Write out every line below that includes the word "screenshot".

§ Listed records
----
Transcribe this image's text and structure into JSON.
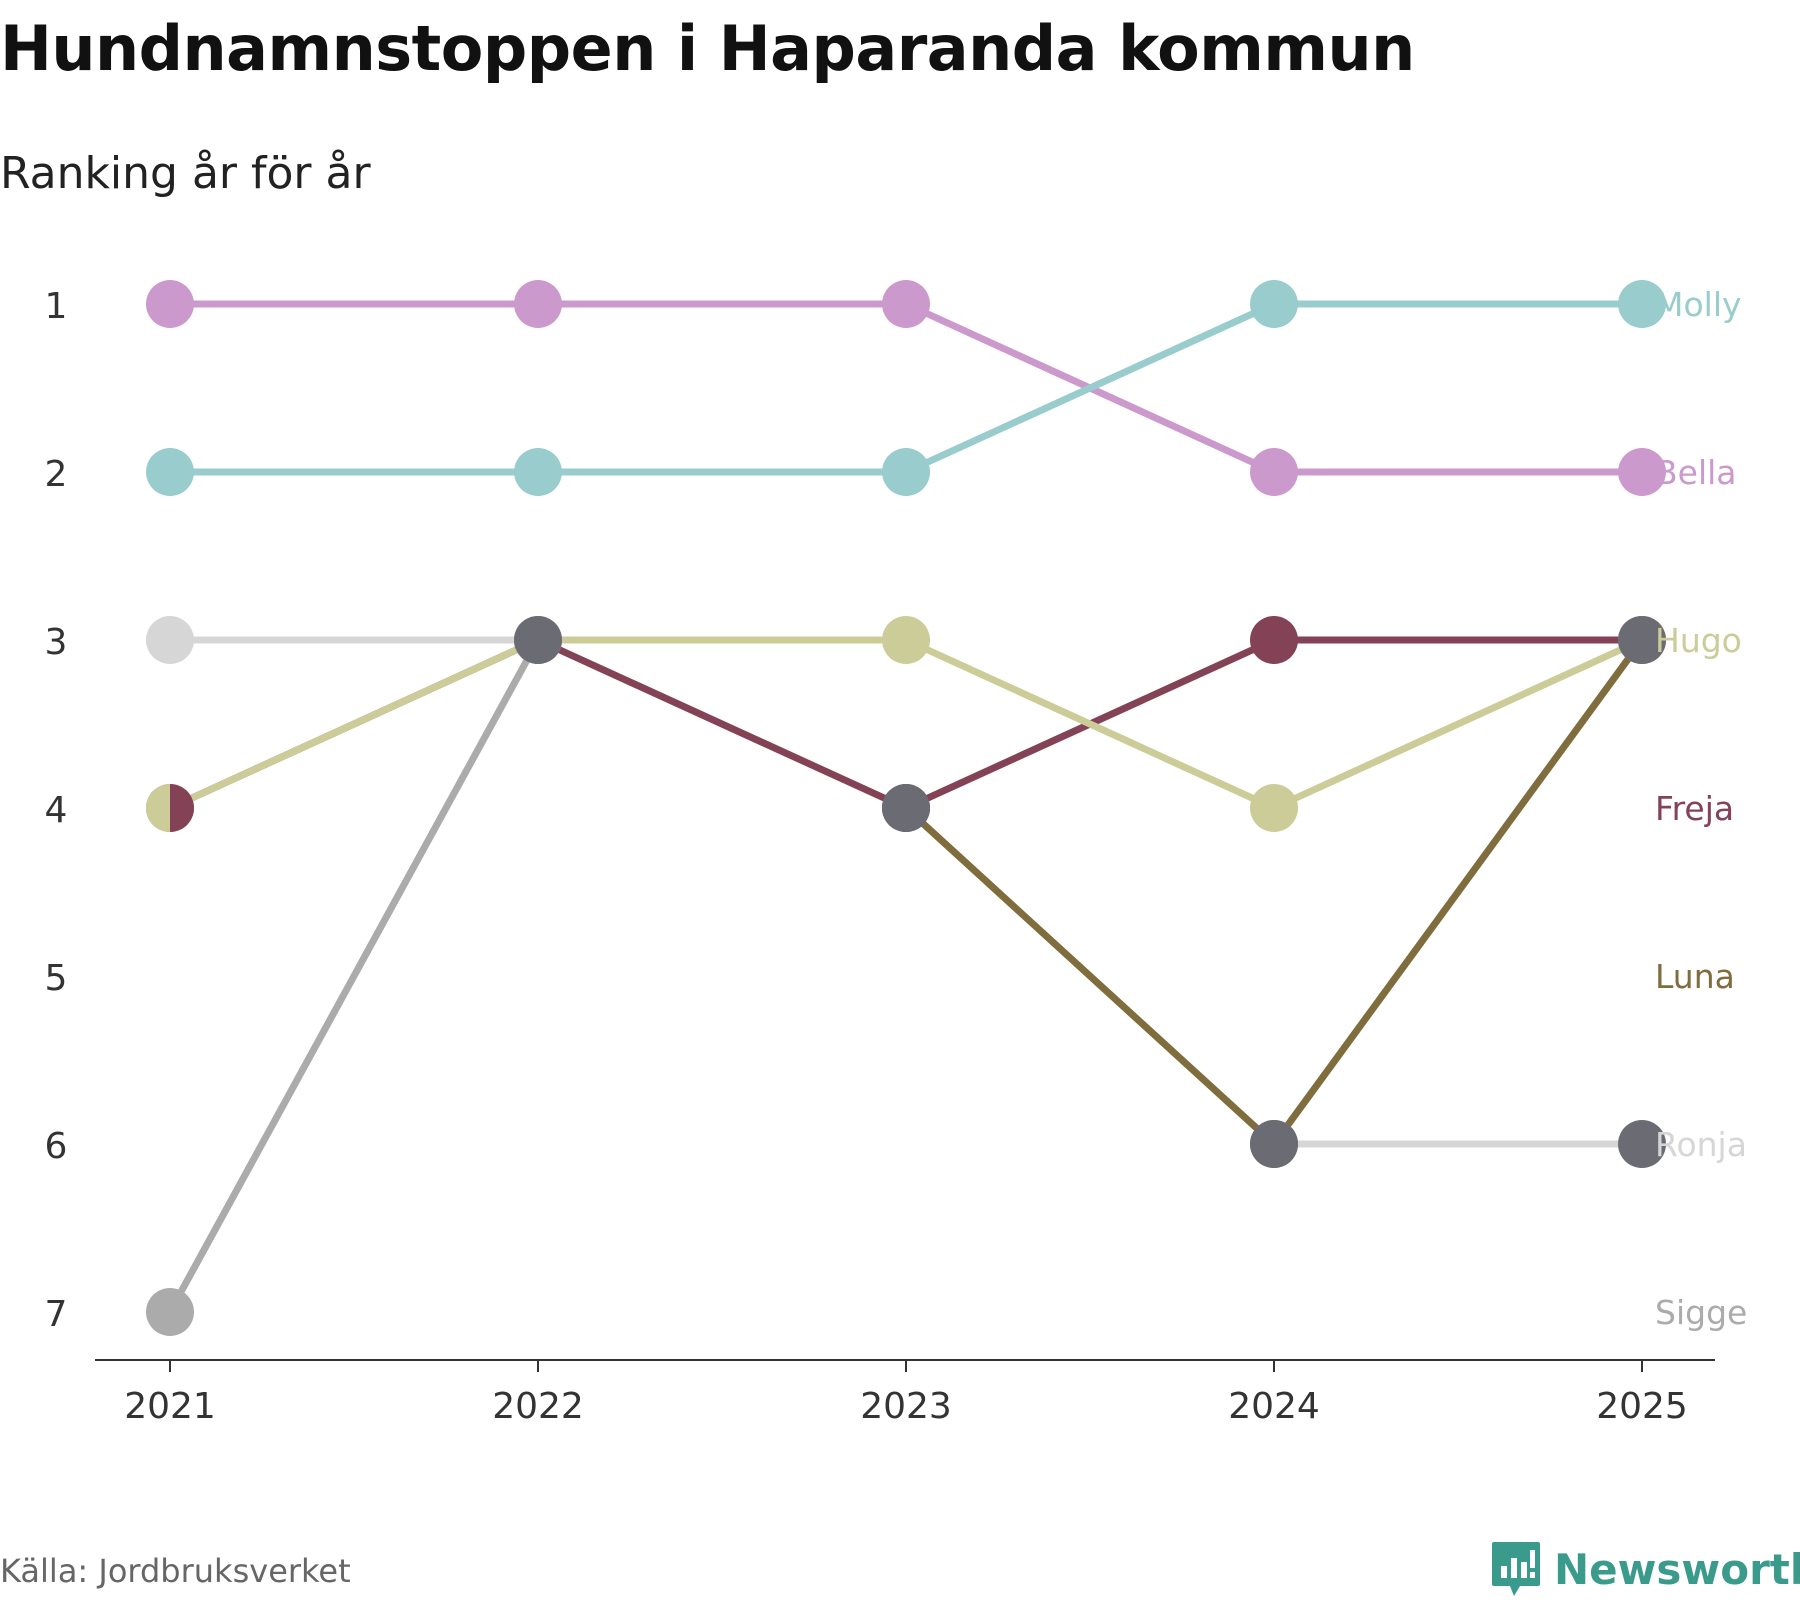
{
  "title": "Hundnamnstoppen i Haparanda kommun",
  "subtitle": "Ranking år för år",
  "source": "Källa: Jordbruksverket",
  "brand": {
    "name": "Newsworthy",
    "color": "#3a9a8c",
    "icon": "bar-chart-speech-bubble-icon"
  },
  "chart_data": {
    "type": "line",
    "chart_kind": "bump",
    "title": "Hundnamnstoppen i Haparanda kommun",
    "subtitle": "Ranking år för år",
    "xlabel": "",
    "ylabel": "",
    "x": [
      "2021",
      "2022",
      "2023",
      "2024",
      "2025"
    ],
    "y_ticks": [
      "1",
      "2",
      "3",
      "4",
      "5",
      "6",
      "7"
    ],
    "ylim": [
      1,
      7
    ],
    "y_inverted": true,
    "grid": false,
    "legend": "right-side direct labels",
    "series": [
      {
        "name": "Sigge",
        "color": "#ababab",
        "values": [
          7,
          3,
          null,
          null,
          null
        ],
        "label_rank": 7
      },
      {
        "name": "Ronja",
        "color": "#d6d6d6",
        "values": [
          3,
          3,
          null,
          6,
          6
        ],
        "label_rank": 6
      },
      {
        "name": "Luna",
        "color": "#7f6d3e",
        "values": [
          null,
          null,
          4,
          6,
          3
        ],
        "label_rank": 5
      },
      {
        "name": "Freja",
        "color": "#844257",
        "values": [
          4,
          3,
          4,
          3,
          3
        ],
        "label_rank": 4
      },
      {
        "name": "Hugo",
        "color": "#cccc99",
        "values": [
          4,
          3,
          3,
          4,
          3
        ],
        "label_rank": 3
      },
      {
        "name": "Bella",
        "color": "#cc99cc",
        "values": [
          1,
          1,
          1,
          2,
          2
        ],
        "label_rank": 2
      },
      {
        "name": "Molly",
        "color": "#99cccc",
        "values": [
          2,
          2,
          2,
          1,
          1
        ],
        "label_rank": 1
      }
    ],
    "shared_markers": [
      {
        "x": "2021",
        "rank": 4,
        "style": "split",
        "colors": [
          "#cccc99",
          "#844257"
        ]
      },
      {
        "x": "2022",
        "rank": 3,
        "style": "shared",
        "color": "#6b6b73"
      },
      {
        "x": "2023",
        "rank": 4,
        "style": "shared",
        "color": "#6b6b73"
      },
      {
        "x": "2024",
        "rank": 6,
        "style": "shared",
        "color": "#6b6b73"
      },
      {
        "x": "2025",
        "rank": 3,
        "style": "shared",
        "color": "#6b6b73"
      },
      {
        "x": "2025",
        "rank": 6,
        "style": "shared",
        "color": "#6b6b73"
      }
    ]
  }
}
----
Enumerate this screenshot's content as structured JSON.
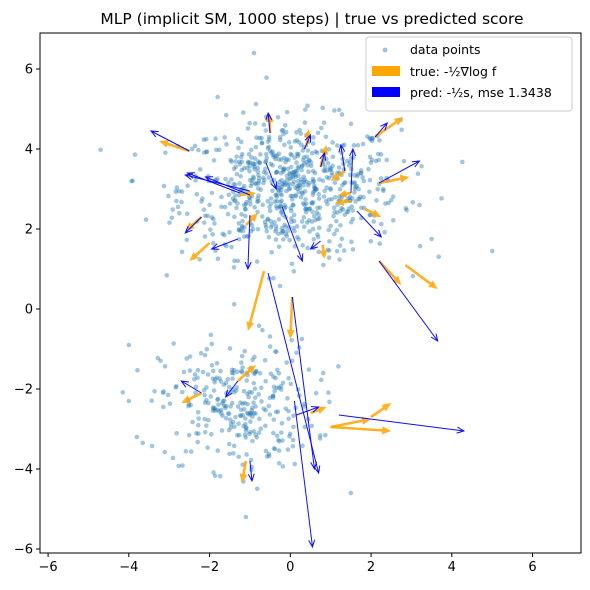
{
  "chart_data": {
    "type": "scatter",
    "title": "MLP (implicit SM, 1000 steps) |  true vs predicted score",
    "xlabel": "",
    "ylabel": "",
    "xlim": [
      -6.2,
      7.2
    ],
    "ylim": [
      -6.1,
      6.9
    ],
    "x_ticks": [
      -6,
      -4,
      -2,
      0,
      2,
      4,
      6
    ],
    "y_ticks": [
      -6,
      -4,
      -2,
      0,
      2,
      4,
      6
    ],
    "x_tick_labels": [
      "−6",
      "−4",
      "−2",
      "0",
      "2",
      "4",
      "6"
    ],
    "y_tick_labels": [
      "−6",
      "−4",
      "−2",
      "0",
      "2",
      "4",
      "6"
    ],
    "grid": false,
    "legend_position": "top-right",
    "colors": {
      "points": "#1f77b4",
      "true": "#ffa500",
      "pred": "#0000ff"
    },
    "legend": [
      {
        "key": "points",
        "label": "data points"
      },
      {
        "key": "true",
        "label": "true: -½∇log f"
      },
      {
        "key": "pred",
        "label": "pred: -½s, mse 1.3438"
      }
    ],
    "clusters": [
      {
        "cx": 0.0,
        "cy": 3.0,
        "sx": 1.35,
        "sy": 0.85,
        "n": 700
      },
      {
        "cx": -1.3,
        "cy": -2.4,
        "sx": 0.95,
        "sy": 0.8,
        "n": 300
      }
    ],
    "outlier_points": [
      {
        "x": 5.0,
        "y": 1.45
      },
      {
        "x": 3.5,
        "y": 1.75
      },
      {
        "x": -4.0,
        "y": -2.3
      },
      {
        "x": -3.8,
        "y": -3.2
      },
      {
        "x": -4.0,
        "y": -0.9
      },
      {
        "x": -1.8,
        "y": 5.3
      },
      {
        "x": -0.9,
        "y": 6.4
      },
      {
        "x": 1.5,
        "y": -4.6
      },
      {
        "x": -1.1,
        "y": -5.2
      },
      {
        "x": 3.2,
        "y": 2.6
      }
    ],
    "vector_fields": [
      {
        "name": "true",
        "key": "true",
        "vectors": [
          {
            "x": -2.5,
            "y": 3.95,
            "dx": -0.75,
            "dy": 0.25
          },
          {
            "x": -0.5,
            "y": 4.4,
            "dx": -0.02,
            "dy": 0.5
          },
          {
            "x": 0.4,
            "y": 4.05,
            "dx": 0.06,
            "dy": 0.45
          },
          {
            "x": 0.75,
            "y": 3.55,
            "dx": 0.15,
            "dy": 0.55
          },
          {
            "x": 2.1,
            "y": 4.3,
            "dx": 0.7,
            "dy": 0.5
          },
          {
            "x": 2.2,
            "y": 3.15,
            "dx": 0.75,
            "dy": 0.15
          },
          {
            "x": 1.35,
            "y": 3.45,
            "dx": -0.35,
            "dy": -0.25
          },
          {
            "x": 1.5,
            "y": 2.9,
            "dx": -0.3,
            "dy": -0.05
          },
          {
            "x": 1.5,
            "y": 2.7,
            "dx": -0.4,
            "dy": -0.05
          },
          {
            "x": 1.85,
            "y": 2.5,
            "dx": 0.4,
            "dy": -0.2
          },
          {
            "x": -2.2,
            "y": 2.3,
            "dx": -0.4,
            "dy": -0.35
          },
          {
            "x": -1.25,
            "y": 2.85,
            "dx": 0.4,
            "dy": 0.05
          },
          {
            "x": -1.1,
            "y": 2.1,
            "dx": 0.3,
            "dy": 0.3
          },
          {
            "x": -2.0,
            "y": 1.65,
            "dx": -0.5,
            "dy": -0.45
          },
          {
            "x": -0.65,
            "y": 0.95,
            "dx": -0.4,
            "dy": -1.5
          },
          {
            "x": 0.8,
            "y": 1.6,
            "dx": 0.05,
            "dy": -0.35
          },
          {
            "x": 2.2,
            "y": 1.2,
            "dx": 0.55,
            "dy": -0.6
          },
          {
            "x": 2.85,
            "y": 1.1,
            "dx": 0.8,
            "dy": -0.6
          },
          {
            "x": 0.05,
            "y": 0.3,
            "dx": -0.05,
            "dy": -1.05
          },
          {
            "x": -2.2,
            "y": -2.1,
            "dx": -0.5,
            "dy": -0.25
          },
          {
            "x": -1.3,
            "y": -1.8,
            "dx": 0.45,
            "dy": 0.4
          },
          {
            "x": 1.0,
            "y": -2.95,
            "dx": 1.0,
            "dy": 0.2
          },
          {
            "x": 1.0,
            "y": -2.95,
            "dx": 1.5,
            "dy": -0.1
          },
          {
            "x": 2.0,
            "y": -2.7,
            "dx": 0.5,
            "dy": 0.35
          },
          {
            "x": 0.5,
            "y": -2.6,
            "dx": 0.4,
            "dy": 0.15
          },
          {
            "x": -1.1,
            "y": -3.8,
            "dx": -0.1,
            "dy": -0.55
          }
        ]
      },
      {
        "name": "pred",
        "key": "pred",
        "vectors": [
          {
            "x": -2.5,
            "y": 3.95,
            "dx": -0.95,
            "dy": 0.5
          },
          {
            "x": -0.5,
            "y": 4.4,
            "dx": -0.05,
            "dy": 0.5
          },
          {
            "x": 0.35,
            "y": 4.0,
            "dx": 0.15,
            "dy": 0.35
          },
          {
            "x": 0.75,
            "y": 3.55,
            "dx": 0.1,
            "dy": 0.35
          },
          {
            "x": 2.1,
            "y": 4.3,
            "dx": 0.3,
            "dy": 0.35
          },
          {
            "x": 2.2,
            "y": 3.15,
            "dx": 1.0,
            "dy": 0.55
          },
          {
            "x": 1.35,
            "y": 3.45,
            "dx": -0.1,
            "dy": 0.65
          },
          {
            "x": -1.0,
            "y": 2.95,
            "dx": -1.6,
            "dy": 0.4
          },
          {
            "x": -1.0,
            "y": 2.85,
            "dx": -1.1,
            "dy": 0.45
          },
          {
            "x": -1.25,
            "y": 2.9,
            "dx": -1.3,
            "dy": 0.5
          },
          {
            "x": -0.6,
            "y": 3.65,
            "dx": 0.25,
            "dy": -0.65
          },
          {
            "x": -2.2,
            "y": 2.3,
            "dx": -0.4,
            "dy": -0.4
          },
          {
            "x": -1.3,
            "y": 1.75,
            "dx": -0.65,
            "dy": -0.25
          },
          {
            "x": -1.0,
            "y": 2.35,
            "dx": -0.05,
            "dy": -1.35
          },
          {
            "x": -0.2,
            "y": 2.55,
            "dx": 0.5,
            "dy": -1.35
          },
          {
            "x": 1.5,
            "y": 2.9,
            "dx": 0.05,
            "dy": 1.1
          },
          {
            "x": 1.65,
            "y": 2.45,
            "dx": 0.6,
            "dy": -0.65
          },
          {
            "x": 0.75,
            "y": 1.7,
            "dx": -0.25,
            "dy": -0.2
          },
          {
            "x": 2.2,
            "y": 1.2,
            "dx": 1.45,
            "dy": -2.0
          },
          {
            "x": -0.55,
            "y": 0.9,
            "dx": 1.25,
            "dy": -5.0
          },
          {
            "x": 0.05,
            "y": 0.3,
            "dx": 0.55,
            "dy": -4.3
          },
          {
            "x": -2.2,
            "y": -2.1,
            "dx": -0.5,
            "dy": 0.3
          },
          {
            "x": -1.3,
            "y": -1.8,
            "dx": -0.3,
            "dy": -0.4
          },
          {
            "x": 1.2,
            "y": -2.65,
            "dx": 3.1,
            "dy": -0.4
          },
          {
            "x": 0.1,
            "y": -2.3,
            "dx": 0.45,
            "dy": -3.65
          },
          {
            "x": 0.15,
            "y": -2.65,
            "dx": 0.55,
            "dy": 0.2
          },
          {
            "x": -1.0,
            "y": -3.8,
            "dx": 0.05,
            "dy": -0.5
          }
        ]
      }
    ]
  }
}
----
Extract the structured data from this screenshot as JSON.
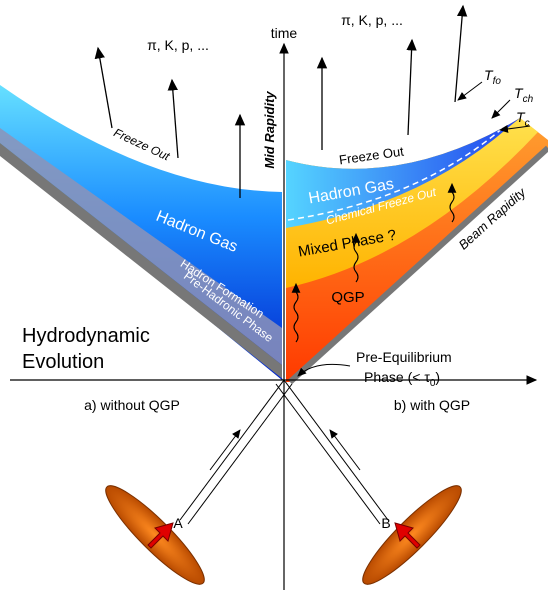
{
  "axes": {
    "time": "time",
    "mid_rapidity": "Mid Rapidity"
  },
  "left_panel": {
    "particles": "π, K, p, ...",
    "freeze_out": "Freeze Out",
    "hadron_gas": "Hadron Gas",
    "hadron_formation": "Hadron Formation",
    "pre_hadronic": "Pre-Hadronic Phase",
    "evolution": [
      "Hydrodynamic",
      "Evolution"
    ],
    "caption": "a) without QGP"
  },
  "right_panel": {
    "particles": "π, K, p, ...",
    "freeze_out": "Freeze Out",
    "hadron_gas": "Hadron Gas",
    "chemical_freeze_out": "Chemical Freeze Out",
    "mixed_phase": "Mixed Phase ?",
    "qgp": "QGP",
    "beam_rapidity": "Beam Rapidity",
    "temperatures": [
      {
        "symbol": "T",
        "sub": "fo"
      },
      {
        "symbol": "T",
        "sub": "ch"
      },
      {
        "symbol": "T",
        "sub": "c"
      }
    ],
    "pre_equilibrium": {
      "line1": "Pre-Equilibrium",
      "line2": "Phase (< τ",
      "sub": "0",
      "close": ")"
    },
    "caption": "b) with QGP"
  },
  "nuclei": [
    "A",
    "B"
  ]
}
----
§ Final answer
Enumerate this screenshot's content as structured JSON.
Extract the structured data from this screenshot as JSON.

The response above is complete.